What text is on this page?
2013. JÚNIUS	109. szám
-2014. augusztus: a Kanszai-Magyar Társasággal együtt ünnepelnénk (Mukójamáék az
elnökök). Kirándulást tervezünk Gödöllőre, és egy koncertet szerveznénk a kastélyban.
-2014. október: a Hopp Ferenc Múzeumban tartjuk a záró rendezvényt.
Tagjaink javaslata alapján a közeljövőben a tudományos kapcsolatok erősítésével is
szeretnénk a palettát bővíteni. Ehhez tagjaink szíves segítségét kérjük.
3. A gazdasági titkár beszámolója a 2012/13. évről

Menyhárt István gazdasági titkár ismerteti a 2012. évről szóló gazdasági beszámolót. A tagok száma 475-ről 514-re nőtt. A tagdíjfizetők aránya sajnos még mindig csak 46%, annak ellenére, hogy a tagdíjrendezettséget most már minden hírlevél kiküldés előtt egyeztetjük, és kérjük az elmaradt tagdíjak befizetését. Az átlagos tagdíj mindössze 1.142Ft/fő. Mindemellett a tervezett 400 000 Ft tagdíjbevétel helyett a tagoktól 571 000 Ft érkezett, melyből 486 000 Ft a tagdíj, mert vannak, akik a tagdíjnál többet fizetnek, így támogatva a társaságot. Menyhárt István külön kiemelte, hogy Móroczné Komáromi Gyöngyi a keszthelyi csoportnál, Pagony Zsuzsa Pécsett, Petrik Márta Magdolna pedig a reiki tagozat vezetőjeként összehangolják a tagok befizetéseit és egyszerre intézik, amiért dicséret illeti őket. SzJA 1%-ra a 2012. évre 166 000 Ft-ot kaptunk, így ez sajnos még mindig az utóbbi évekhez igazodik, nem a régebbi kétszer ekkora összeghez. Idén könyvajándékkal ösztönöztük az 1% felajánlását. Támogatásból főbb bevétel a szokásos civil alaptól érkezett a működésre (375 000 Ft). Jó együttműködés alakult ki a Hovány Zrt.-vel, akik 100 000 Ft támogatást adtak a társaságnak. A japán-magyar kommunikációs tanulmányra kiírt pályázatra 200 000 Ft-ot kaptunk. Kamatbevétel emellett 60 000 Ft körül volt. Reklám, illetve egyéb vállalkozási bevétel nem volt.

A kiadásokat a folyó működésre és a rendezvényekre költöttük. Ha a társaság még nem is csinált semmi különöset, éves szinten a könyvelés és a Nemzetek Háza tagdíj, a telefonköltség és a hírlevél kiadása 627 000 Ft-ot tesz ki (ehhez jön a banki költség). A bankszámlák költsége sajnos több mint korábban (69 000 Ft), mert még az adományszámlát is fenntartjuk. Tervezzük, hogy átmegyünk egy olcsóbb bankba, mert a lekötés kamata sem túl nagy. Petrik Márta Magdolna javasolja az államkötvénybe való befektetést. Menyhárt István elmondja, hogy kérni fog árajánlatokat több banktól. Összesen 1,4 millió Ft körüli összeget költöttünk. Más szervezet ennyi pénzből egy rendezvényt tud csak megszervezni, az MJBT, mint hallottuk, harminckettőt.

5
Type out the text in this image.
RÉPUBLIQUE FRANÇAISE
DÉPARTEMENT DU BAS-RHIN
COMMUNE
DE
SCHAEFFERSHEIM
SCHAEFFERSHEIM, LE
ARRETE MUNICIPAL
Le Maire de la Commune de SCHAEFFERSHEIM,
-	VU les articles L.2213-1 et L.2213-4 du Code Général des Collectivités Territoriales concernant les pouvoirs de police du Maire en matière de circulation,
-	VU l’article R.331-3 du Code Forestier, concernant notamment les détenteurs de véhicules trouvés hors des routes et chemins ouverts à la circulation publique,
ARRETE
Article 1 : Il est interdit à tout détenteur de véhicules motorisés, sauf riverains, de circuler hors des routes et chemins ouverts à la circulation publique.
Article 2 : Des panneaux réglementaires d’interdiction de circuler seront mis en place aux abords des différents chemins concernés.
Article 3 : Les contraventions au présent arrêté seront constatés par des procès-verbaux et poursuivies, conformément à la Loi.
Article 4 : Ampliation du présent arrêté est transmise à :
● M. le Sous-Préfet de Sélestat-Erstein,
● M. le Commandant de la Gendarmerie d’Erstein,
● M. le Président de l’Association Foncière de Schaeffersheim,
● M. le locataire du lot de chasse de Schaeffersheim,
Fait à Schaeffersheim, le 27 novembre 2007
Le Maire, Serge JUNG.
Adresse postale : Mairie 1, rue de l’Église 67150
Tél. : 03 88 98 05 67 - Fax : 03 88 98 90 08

• **Required task**: Copy all lines from the material that contain "véhicules".

• **Answer to the problem**:
-	VU l’article R.331-3 du Code Forestier, concernant notamment les détenteurs de véhicules trouvés hors des routes et chemins ouverts à la circulation publique,
Article 1 : Il est interdit à tout détenteur de véhicules motorisés, sauf riverains, de circuler hors des routes et chemins ouverts à la circulation publique.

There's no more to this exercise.